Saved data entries
_ _ _

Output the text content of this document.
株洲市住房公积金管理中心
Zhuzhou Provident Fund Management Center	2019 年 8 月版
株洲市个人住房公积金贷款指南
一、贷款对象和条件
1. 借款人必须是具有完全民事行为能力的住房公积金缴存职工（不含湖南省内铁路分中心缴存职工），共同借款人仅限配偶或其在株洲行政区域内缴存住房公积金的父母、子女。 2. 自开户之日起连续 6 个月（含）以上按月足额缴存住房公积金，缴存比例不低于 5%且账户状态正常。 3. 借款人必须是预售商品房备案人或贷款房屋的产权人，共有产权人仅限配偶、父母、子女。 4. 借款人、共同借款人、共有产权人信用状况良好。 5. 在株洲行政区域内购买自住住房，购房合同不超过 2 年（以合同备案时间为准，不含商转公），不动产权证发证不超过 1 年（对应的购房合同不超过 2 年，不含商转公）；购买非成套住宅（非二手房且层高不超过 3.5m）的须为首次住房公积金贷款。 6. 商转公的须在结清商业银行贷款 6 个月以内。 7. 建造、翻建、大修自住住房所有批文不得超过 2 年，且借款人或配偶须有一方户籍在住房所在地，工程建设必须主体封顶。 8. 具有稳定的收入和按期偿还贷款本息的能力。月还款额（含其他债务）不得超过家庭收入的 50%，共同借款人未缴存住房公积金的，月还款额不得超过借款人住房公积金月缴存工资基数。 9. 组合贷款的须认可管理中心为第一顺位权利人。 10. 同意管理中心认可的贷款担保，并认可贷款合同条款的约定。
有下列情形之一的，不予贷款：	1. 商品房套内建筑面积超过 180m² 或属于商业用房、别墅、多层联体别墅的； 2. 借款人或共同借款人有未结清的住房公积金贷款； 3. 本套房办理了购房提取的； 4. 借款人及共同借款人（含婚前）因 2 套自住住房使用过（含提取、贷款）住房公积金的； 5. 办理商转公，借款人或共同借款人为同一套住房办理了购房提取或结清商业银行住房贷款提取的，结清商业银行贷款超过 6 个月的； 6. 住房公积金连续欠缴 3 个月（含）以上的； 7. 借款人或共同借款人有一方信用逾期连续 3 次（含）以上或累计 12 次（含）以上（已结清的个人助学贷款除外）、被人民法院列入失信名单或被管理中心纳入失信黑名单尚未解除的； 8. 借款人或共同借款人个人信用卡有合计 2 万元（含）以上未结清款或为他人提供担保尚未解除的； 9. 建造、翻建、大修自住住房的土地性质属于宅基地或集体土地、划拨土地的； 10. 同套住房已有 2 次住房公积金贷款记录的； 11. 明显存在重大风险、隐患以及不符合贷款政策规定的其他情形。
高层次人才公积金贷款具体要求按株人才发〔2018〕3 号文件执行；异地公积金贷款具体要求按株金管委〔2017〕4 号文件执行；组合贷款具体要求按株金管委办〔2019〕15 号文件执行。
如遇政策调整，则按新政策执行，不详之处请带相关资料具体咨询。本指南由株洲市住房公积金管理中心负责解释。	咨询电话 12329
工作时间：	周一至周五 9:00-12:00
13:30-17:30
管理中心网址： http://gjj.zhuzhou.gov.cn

_ _ _

Transcribe each record exactly. Leave nothing out.

Output the text content of this document.
株洲市住房公积金管理中心
Zhuzhou Provident Fund Management Center	2019 年 8 月版
株洲市个人住房公积金贷款指南
一、贷款对象和条件
1. 借款人必须是具有完全民事行为能力的住房公积金缴存职工（不含湖南省内铁路分中心缴存职工），共同借款人仅限配偶或其在株洲行政区域内缴存住房公积金的父母、子女。 2. 自开户之日起连续 6 个月（含）以上按月足额缴存住房公积金，缴存比例不低于 5%且账户状态正常。 3. 借款人必须是预售商品房备案人或贷款房屋的产权人，共有产权人仅限配偶、父母、子女。 4. 借款人、共同借款人、共有产权人信用状况良好。 5. 在株洲行政区域内购买自住住房，购房合同不超过 2 年（以合同备案时间为准，不含商转公），不动产权证发证不超过 1 年（对应的购房合同不超过 2 年，不含商转公）；购买非成套住宅（非二手房且层高不超过 3.5m）的须为首次住房公积金贷款。 6. 商转公的须在结清商业银行贷款 6 个月以内。 7. 建造、翻建、大修自住住房所有批文不得超过 2 年，且借款人或配偶须有一方户籍在住房所在地，工程建设必须主体封顶。 8. 具有稳定的收入和按期偿还贷款本息的能力。月还款额（含其他债务）不得超过家庭收入的 50%，共同借款人未缴存住房公积金的，月还款额不得超过借款人住房公积金月缴存工资基数。 9. 组合贷款的须认可管理中心为第一顺位权利人。 10. 同意管理中心认可的贷款担保，并认可贷款合同条款的约定。
有下列情形之一的，不予贷款：	1. 商品房套内建筑面积超过 180m² 或属于商业用房、别墅、多层联体别墅的； 2. 借款人或共同借款人有未结清的住房公积金贷款； 3. 本套房办理了购房提取的； 4. 借款人及共同借款人（含婚前）因 2 套自住住房使用过（含提取、贷款）住房公积金的； 5. 办理商转公，借款人或共同借款人为同一套住房办理了购房提取或结清商业银行住房贷款提取的，结清商业银行贷款超过 6 个月的； 6. 住房公积金连续欠缴 3 个月（含）以上的； 7. 借款人或共同借款人有一方信用逾期连续 3 次（含）以上或累计 12 次（含）以上（已结清的个人助学贷款除外）、被人民法院列入失信名单或被管理中心纳入失信黑名单尚未解除的； 8. 借款人或共同借款人个人信用卡有合计 2 万元（含）以上未结清款或为他人提供担保尚未解除的； 9. 建造、翻建、大修自住住房的土地性质属于宅基地或集体土地、划拨土地的； 10. 同套住房已有 2 次住房公积金贷款记录的； 11. 明显存在重大风险、隐患以及不符合贷款政策规定的其他情形。
高层次人才公积金贷款具体要求按株人才发〔2018〕3 号文件执行；异地公积金贷款具体要求按株金管委〔2017〕4 号文件执行；组合贷款具体要求按株金管委办〔2019〕15 号文件执行。
如遇政策调整，则按新政策执行，不详之处请带相关资料具体咨询。本指南由株洲市住房公积金管理中心负责解释。	咨询电话 12329
工作时间：	周一至周五 9:00-12:00
13:30-17:30
管理中心网址： http://gjj.zhuzhou.gov.cn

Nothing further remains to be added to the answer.